Prompt: Copy out each line in the material below that has the word "ylabel".

Listing:
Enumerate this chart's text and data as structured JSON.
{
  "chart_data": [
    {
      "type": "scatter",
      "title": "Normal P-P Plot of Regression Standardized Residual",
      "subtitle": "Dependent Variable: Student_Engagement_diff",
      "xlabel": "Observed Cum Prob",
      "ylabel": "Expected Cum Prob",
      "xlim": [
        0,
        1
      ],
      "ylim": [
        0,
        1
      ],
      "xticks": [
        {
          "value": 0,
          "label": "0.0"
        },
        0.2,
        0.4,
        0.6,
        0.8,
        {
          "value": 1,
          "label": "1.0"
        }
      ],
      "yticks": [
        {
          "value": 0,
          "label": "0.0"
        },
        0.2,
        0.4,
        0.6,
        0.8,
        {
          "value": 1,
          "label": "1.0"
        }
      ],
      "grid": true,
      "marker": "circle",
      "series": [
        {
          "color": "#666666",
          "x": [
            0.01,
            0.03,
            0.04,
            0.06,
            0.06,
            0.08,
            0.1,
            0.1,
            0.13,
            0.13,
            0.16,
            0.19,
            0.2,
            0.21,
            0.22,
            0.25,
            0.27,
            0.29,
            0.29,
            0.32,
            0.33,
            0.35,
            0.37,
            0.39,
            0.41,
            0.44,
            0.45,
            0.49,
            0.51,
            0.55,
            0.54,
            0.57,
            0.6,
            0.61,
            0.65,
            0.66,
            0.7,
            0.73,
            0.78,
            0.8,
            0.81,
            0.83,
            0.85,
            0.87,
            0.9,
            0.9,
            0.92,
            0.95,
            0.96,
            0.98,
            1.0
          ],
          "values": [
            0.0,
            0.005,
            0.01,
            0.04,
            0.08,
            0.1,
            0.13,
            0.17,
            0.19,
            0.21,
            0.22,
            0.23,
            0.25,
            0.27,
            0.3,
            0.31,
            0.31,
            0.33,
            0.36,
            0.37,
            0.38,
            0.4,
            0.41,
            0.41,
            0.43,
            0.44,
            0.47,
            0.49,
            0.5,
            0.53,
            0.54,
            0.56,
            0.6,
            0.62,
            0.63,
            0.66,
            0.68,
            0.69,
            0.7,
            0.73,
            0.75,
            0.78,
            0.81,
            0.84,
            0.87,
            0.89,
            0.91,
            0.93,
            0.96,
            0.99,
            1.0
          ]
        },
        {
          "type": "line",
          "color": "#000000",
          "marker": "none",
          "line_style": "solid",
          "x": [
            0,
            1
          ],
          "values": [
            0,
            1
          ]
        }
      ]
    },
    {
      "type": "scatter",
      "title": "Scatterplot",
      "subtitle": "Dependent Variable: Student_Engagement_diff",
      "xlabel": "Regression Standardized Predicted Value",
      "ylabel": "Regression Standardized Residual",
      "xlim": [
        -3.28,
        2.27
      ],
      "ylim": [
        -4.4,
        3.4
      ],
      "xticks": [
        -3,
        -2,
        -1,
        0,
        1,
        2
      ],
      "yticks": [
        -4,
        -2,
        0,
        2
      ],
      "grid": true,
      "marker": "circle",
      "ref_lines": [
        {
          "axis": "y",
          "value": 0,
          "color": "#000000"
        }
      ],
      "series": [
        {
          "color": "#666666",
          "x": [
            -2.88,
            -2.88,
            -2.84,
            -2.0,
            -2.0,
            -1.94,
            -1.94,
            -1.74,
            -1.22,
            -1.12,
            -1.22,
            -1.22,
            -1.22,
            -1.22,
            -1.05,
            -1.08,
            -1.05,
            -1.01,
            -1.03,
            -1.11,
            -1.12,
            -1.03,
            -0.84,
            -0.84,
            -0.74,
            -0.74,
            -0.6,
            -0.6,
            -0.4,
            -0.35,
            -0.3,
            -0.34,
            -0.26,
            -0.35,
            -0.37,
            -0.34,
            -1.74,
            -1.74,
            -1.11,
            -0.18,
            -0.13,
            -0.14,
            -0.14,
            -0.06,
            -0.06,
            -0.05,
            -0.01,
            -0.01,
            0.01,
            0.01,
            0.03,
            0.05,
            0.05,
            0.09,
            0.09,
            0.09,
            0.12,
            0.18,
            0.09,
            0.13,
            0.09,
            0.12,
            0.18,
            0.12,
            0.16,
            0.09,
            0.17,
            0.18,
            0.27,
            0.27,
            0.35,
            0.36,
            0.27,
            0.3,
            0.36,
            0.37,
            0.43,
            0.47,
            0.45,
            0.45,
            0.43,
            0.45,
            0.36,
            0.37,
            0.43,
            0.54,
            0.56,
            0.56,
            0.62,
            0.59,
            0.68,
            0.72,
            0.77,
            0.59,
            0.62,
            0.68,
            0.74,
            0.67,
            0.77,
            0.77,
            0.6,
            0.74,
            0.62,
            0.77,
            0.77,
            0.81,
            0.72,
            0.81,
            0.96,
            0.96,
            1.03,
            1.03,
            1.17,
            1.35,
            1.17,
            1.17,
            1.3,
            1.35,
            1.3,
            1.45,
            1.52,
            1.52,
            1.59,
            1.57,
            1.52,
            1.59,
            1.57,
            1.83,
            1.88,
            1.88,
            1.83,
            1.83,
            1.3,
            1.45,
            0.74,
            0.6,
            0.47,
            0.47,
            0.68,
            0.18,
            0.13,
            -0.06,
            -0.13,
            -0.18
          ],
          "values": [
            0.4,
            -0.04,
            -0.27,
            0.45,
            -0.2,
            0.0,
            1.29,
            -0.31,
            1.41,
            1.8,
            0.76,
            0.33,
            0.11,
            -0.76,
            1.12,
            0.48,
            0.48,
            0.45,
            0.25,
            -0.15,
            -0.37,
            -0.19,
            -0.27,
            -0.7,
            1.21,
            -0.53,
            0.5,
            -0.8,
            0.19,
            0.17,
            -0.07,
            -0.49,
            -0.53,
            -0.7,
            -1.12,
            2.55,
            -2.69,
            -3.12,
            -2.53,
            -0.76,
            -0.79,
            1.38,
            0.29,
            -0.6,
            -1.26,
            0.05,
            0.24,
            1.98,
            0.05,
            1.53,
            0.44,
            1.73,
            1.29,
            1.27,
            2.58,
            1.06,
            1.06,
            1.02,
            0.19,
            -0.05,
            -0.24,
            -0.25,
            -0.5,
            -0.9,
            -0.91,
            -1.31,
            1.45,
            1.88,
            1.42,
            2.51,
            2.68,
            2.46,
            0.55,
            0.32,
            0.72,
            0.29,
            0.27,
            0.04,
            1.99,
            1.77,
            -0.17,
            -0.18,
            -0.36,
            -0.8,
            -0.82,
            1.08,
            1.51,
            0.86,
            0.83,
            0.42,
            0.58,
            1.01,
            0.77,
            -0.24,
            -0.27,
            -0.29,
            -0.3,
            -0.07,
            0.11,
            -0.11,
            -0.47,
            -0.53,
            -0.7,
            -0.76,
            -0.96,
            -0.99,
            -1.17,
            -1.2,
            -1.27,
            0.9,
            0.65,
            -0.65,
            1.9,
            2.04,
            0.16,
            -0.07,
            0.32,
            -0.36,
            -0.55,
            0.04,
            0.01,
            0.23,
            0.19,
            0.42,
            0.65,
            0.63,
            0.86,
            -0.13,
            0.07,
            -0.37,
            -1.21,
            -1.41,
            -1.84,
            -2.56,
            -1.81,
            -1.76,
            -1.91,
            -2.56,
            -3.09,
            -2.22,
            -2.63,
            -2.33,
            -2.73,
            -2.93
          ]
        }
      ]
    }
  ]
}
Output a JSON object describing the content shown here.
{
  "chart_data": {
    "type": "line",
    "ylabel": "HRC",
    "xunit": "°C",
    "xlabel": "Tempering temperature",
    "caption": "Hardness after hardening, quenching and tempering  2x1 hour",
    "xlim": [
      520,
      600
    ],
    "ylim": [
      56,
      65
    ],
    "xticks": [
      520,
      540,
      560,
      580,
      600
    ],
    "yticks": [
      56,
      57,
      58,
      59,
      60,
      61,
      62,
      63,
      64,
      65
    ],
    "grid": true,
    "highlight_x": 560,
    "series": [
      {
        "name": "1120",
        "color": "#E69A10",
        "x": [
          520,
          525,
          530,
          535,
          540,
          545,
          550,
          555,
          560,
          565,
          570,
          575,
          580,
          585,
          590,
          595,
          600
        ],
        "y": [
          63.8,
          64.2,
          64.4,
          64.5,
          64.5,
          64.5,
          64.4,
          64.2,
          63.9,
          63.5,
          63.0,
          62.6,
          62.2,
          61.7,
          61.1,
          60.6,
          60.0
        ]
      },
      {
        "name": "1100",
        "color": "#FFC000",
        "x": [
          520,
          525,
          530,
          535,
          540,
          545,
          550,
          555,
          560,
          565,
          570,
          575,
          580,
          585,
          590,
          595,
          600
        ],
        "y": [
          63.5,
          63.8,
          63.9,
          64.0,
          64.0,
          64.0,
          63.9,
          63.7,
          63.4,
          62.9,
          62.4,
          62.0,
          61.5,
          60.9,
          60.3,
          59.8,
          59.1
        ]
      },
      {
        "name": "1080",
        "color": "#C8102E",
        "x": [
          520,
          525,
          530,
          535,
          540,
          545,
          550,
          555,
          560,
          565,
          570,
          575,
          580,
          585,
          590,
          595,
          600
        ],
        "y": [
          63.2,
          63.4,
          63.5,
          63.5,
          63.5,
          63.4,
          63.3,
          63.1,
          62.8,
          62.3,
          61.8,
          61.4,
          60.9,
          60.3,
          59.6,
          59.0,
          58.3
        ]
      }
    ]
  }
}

Response to this exercise:
      "ylabel": "Expected Cum Prob",
      "ylabel": "Regression Standardized Residual",
    "ylabel": "HRC",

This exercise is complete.